■ Given problem ■
Every line of the data that contains the string "screenshot" must be copied.

■ Material for this task ■

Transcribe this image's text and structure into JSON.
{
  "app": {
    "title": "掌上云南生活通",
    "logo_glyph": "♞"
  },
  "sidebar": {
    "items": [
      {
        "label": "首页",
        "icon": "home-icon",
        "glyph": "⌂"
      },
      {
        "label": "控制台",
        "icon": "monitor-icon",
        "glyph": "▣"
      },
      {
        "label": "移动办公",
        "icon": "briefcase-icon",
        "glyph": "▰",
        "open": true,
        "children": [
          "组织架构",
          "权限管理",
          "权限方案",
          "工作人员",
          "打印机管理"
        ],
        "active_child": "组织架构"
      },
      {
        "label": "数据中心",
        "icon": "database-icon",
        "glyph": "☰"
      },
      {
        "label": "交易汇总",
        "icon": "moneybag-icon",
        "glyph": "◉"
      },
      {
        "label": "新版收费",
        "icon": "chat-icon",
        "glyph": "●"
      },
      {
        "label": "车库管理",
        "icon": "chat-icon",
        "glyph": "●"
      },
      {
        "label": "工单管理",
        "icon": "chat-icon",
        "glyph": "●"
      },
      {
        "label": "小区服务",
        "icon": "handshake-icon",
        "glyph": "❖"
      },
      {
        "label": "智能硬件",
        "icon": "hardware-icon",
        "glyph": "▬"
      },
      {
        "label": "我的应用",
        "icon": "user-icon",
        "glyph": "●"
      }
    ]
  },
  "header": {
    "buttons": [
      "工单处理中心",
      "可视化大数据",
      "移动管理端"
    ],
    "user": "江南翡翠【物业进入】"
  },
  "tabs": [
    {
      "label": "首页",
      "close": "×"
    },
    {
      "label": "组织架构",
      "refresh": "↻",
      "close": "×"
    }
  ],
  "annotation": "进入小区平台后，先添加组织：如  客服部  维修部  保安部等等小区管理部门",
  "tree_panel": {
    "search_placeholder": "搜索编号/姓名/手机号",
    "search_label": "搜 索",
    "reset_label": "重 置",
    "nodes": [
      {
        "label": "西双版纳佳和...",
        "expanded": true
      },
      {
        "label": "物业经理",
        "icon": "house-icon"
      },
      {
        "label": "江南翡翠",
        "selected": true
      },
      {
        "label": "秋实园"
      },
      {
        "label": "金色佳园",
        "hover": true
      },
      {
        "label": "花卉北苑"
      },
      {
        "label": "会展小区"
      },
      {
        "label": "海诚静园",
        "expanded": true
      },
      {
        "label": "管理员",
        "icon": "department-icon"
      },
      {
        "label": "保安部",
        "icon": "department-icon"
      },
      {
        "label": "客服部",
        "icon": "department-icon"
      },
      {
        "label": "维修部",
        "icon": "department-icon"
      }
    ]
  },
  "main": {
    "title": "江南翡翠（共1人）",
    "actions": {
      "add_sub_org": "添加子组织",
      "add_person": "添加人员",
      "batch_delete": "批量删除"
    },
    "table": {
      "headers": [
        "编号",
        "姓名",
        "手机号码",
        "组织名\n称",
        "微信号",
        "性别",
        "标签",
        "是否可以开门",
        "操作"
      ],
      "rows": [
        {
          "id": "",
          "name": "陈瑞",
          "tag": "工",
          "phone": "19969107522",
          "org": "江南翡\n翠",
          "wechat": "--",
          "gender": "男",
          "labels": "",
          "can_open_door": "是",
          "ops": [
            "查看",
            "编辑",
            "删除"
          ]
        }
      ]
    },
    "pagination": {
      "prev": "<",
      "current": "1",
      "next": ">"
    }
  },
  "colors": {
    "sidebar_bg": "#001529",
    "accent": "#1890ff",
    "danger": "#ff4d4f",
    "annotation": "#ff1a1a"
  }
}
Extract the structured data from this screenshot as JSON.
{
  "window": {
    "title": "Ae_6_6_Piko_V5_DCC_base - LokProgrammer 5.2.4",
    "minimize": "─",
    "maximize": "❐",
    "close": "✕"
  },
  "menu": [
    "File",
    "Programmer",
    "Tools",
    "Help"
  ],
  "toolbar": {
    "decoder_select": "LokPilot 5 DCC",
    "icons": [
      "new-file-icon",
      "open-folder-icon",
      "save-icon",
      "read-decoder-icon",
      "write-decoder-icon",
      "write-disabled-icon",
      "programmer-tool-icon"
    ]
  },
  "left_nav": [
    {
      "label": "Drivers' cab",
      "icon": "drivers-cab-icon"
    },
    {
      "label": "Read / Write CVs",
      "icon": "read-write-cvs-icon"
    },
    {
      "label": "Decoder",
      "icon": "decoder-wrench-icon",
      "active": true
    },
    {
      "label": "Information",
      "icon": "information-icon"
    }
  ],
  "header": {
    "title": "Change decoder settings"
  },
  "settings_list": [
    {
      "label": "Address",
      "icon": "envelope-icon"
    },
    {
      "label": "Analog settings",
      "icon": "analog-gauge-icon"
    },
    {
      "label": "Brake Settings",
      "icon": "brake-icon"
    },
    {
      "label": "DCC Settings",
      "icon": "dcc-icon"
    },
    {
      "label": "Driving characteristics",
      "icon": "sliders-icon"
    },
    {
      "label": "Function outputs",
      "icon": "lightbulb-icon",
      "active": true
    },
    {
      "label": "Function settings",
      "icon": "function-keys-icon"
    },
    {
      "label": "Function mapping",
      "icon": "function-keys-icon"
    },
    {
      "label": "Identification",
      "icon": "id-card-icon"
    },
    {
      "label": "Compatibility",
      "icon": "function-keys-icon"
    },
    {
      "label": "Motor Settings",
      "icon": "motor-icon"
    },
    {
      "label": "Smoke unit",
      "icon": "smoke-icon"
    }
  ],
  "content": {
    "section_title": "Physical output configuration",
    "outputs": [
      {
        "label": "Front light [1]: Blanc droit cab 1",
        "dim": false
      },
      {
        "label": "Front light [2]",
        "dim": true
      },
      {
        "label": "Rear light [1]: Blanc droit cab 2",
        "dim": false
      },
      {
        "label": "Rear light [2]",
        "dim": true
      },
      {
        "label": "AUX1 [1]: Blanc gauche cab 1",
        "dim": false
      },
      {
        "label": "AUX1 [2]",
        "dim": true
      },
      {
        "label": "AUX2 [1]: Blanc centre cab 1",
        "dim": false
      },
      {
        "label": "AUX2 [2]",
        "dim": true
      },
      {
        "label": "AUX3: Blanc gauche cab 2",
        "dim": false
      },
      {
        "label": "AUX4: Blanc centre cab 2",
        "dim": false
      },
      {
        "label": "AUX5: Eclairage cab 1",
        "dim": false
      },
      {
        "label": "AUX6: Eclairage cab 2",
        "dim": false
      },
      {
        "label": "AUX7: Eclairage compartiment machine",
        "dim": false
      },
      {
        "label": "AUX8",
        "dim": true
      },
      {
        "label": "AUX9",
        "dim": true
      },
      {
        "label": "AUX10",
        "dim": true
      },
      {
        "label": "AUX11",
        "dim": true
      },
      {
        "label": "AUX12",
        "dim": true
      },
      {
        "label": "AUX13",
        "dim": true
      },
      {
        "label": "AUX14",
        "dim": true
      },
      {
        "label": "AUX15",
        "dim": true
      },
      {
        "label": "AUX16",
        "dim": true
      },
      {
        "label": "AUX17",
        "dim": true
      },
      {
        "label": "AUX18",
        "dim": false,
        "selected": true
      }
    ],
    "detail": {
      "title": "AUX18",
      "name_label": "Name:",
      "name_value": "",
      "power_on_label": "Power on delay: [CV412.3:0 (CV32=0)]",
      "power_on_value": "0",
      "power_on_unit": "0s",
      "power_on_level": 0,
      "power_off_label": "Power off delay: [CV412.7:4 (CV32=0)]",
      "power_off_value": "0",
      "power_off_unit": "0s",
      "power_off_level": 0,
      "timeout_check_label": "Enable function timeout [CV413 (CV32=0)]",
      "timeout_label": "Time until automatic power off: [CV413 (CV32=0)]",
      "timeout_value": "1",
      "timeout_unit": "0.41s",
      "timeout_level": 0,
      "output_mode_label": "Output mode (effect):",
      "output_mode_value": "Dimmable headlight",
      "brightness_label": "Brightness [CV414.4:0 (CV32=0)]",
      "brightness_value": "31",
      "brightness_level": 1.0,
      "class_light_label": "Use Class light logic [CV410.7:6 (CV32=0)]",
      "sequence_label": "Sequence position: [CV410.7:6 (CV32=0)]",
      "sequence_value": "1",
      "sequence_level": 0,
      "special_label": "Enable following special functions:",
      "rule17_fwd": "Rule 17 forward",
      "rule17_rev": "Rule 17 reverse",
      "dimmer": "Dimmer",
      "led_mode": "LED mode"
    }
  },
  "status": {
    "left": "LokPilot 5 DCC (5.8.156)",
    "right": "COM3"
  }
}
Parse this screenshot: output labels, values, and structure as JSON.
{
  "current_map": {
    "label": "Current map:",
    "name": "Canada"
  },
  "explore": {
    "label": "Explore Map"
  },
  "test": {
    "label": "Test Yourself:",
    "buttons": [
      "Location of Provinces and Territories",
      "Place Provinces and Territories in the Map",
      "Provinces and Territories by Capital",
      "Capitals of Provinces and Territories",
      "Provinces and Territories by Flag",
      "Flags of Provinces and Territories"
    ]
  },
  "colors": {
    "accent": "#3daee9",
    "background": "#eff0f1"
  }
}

■ Response to this task ■
Extract the structured data from this screenshot as JSON.
Parse this screenshot: output labels, values, and structure as JSON.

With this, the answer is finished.